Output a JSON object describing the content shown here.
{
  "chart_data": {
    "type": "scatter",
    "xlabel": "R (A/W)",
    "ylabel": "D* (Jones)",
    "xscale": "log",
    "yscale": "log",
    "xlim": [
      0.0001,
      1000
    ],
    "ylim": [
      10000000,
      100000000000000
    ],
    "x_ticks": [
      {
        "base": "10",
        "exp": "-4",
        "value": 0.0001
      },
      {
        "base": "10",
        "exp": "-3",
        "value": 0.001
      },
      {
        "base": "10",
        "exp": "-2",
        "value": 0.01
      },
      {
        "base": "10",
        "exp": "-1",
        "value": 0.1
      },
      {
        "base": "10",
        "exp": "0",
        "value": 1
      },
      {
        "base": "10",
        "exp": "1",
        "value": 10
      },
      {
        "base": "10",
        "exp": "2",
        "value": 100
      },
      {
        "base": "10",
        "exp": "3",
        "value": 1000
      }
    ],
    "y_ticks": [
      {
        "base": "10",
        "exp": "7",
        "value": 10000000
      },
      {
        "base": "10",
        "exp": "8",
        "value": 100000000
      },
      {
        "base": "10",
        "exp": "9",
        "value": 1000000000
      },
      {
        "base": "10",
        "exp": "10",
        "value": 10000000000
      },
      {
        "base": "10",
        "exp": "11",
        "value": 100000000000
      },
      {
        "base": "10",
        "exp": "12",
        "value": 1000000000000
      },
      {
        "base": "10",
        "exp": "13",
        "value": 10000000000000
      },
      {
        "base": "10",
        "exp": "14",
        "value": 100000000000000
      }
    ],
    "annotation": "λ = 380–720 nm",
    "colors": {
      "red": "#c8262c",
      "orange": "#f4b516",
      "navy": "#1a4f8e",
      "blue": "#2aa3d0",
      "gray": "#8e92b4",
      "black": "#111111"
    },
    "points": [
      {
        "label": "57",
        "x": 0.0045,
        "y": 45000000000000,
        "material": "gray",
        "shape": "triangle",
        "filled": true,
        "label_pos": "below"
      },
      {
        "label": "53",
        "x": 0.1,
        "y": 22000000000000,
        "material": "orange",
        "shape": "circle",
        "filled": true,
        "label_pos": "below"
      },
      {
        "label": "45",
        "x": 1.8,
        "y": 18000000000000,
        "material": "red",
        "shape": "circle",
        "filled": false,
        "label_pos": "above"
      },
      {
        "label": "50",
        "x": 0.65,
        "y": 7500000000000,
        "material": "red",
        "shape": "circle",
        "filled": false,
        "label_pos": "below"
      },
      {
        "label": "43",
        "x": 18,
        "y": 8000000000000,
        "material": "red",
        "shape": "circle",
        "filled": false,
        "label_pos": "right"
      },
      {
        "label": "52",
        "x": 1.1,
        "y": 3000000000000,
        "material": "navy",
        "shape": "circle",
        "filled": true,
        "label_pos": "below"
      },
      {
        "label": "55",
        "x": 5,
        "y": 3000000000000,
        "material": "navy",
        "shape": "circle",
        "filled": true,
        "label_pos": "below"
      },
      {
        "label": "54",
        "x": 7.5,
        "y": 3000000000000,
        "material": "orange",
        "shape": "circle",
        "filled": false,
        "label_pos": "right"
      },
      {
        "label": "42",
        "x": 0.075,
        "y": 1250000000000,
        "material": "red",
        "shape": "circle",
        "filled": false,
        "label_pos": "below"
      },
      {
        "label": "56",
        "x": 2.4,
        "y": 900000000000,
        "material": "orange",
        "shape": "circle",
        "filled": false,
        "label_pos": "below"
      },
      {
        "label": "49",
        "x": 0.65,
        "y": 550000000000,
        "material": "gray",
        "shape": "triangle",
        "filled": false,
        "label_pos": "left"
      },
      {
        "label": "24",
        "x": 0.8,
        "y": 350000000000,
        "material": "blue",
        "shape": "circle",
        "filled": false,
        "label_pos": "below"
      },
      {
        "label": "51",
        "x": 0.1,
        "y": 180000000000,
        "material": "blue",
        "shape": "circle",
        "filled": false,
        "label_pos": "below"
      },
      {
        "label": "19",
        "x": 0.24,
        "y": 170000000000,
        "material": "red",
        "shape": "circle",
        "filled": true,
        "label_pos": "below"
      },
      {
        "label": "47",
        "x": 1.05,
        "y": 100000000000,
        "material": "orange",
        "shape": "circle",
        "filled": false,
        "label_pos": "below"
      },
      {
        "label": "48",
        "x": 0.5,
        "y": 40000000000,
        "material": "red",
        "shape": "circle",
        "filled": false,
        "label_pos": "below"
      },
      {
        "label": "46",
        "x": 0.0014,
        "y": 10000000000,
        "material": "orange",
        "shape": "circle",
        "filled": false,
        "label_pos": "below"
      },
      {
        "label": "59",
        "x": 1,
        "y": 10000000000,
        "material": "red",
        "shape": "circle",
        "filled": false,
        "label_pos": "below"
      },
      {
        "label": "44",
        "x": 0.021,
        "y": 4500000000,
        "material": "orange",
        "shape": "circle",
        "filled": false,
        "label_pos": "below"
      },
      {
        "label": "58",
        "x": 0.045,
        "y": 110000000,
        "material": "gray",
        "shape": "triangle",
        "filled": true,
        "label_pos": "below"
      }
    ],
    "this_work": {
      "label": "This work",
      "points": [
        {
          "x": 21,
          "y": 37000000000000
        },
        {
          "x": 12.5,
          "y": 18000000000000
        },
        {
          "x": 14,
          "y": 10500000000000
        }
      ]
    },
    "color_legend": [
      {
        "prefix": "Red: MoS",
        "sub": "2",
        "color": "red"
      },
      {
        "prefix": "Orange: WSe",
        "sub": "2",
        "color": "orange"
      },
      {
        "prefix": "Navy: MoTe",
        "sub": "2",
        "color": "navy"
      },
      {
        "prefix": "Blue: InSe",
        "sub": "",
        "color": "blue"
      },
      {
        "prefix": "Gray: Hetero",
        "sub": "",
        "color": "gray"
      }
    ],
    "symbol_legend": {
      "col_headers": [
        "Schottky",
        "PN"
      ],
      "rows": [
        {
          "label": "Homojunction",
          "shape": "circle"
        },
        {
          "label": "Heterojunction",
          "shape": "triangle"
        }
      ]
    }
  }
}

» **INSTRUCTION**:
Write the material out again in its entirety, exactly as shown.

» **SOLUTION BELOW**:
Output a JSON object describing the content shown here.
{
  "chart_data": {
    "type": "scatter",
    "xlabel": "R (A/W)",
    "ylabel": "D* (Jones)",
    "xscale": "log",
    "yscale": "log",
    "xlim": [
      0.0001,
      1000
    ],
    "ylim": [
      10000000,
      100000000000000
    ],
    "x_ticks": [
      {
        "base": "10",
        "exp": "-4",
        "value": 0.0001
      },
      {
        "base": "10",
        "exp": "-3",
        "value": 0.001
      },
      {
        "base": "10",
        "exp": "-2",
        "value": 0.01
      },
      {
        "base": "10",
        "exp": "-1",
        "value": 0.1
      },
      {
        "base": "10",
        "exp": "0",
        "value": 1
      },
      {
        "base": "10",
        "exp": "1",
        "value": 10
      },
      {
        "base": "10",
        "exp": "2",
        "value": 100
      },
      {
        "base": "10",
        "exp": "3",
        "value": 1000
      }
    ],
    "y_ticks": [
      {
        "base": "10",
        "exp": "7",
        "value": 10000000
      },
      {
        "base": "10",
        "exp": "8",
        "value": 100000000
      },
      {
        "base": "10",
        "exp": "9",
        "value": 1000000000
      },
      {
        "base": "10",
        "exp": "10",
        "value": 10000000000
      },
      {
        "base": "10",
        "exp": "11",
        "value": 100000000000
      },
      {
        "base": "10",
        "exp": "12",
        "value": 1000000000000
      },
      {
        "base": "10",
        "exp": "13",
        "value": 10000000000000
      },
      {
        "base": "10",
        "exp": "14",
        "value": 100000000000000
      }
    ],
    "annotation": "λ = 380–720 nm",
    "colors": {
      "red": "#c8262c",
      "orange": "#f4b516",
      "navy": "#1a4f8e",
      "blue": "#2aa3d0",
      "gray": "#8e92b4",
      "black": "#111111"
    },
    "points": [
      {
        "label": "57",
        "x": 0.0045,
        "y": 45000000000000,
        "material": "gray",
        "shape": "triangle",
        "filled": true,
        "label_pos": "below"
      },
      {
        "label": "53",
        "x": 0.1,
        "y": 22000000000000,
        "material": "orange",
        "shape": "circle",
        "filled": true,
        "label_pos": "below"
      },
      {
        "label": "45",
        "x": 1.8,
        "y": 18000000000000,
        "material": "red",
        "shape": "circle",
        "filled": false,
        "label_pos": "above"
      },
      {
        "label": "50",
        "x": 0.65,
        "y": 7500000000000,
        "material": "red",
        "shape": "circle",
        "filled": false,
        "label_pos": "below"
      },
      {
        "label": "43",
        "x": 18,
        "y": 8000000000000,
        "material": "red",
        "shape": "circle",
        "filled": false,
        "label_pos": "right"
      },
      {
        "label": "52",
        "x": 1.1,
        "y": 3000000000000,
        "material": "navy",
        "shape": "circle",
        "filled": true,
        "label_pos": "below"
      },
      {
        "label": "55",
        "x": 5,
        "y": 3000000000000,
        "material": "navy",
        "shape": "circle",
        "filled": true,
        "label_pos": "below"
      },
      {
        "label": "54",
        "x": 7.5,
        "y": 3000000000000,
        "material": "orange",
        "shape": "circle",
        "filled": false,
        "label_pos": "right"
      },
      {
        "label": "42",
        "x": 0.075,
        "y": 1250000000000,
        "material": "red",
        "shape": "circle",
        "filled": false,
        "label_pos": "below"
      },
      {
        "label": "56",
        "x": 2.4,
        "y": 900000000000,
        "material": "orange",
        "shape": "circle",
        "filled": false,
        "label_pos": "below"
      },
      {
        "label": "49",
        "x": 0.65,
        "y": 550000000000,
        "material": "gray",
        "shape": "triangle",
        "filled": false,
        "label_pos": "left"
      },
      {
        "label": "24",
        "x": 0.8,
        "y": 350000000000,
        "material": "blue",
        "shape": "circle",
        "filled": false,
        "label_pos": "below"
      },
      {
        "label": "51",
        "x": 0.1,
        "y": 180000000000,
        "material": "blue",
        "shape": "circle",
        "filled": false,
        "label_pos": "below"
      },
      {
        "label": "19",
        "x": 0.24,
        "y": 170000000000,
        "material": "red",
        "shape": "circle",
        "filled": true,
        "label_pos": "below"
      },
      {
        "label": "47",
        "x": 1.05,
        "y": 100000000000,
        "material": "orange",
        "shape": "circle",
        "filled": false,
        "label_pos": "below"
      },
      {
        "label": "48",
        "x": 0.5,
        "y": 40000000000,
        "material": "red",
        "shape": "circle",
        "filled": false,
        "label_pos": "below"
      },
      {
        "label": "46",
        "x": 0.0014,
        "y": 10000000000,
        "material": "orange",
        "shape": "circle",
        "filled": false,
        "label_pos": "below"
      },
      {
        "label": "59",
        "x": 1,
        "y": 10000000000,
        "material": "red",
        "shape": "circle",
        "filled": false,
        "label_pos": "below"
      },
      {
        "label": "44",
        "x": 0.021,
        "y": 4500000000,
        "material": "orange",
        "shape": "circle",
        "filled": false,
        "label_pos": "below"
      },
      {
        "label": "58",
        "x": 0.045,
        "y": 110000000,
        "material": "gray",
        "shape": "triangle",
        "filled": true,
        "label_pos": "below"
      }
    ],
    "this_work": {
      "label": "This work",
      "points": [
        {
          "x": 21,
          "y": 37000000000000
        },
        {
          "x": 12.5,
          "y": 18000000000000
        },
        {
          "x": 14,
          "y": 10500000000000
        }
      ]
    },
    "color_legend": [
      {
        "prefix": "Red: MoS",
        "sub": "2",
        "color": "red"
      },
      {
        "prefix": "Orange: WSe",
        "sub": "2",
        "color": "orange"
      },
      {
        "prefix": "Navy: MoTe",
        "sub": "2",
        "color": "navy"
      },
      {
        "prefix": "Blue: InSe",
        "sub": "",
        "color": "blue"
      },
      {
        "prefix": "Gray: Hetero",
        "sub": "",
        "color": "gray"
      }
    ],
    "symbol_legend": {
      "col_headers": [
        "Schottky",
        "PN"
      ],
      "rows": [
        {
          "label": "Homojunction",
          "shape": "circle"
        },
        {
          "label": "Heterojunction",
          "shape": "triangle"
        }
      ]
    }
  }
}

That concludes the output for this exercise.